Exercise requirements - Reply with one number: the count of lines in the records below that hold "this".

"""

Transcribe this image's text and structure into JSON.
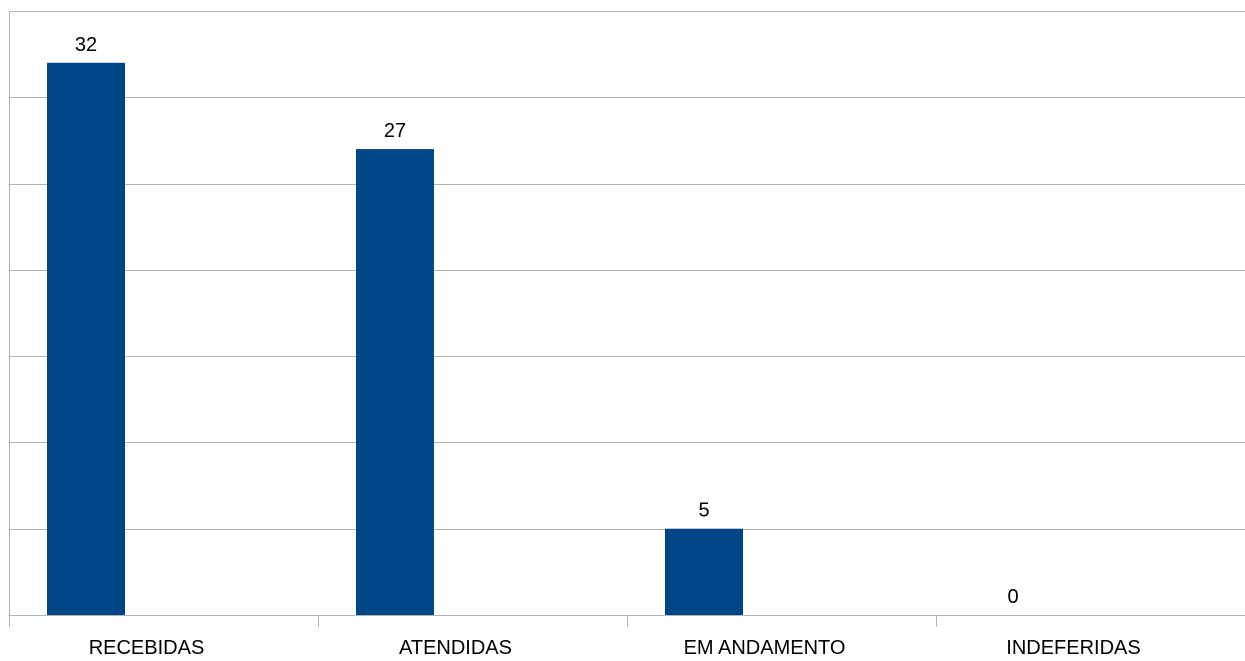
{
  "chart_data": {
    "type": "bar",
    "categories": [
      "RECEBIDAS",
      "ATENDIDAS",
      "EM ANDAMENTO",
      "INDEFERIDAS"
    ],
    "values": [
      32,
      27,
      5,
      0
    ],
    "title": "",
    "xlabel": "",
    "ylabel": "",
    "ylim": [
      0,
      35
    ],
    "y_gridline_step": 5,
    "grid": true,
    "legend": "none",
    "bar_color": "#004586",
    "grid_color": "#b3b3b3",
    "data_labels": true
  }
}
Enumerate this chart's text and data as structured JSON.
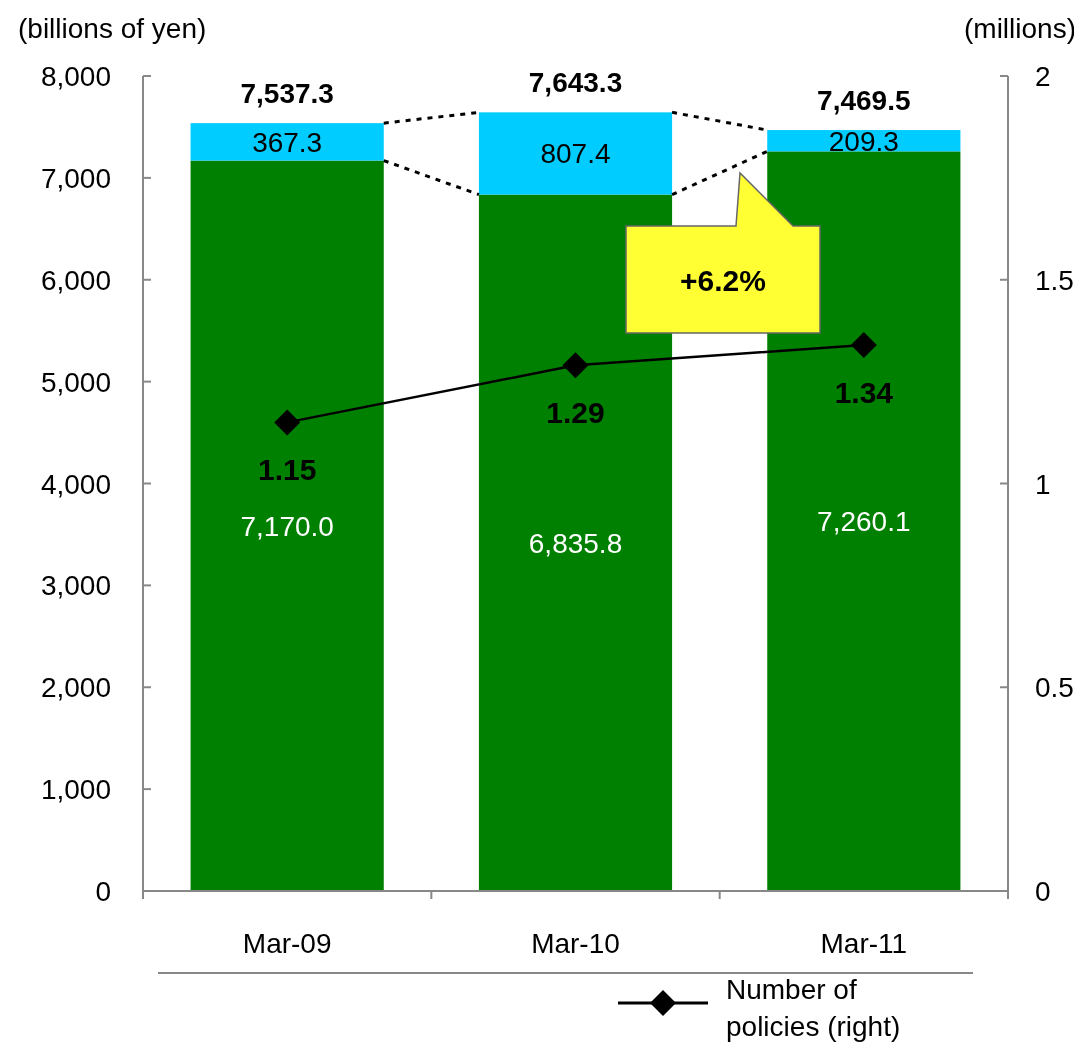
{
  "chart_data": {
    "type": "bar",
    "stacked": true,
    "categories": [
      "Mar-09",
      "Mar-10",
      "Mar-11"
    ],
    "ylabel": "(billions of yen)",
    "y2label": "(millions)",
    "ylim": [
      0,
      8000
    ],
    "yticks": [
      {
        "value": 0,
        "label": "0"
      },
      {
        "value": 1000,
        "label": "1,000"
      },
      {
        "value": 2000,
        "label": "2,000"
      },
      {
        "value": 3000,
        "label": "3,000"
      },
      {
        "value": 4000,
        "label": "4,000"
      },
      {
        "value": 5000,
        "label": "5,000"
      },
      {
        "value": 6000,
        "label": "6,000"
      },
      {
        "value": 7000,
        "label": "7,000"
      },
      {
        "value": 8000,
        "label": "8,000"
      }
    ],
    "y2lim": [
      0,
      2
    ],
    "y2ticks": [
      0,
      0.5,
      1,
      1.5,
      2
    ],
    "series": [
      {
        "color": "#008000",
        "values": [
          7170.0,
          6835.8,
          7260.1
        ],
        "value_labels": [
          "7,170.0",
          "6,835.8",
          "7,260.1"
        ]
      },
      {
        "color": "#00ccff",
        "values": [
          367.3,
          807.4,
          209.3
        ],
        "value_labels": [
          "367.3",
          "807.4",
          "209.3"
        ]
      },
      {
        "name": "Number of policies (right)",
        "type": "line",
        "axis": "y2",
        "color": "#000000",
        "marker": "diamond",
        "values": [
          1.15,
          1.29,
          1.34
        ],
        "value_labels": [
          "1.15",
          "1.29",
          "1.34"
        ]
      }
    ],
    "totals": [
      "7,537.3",
      "7,643.3",
      "7,469.5"
    ],
    "annotations": [
      "+6.2%"
    ],
    "legend": "bottom",
    "grid": false
  }
}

"""

Exercise solution - 2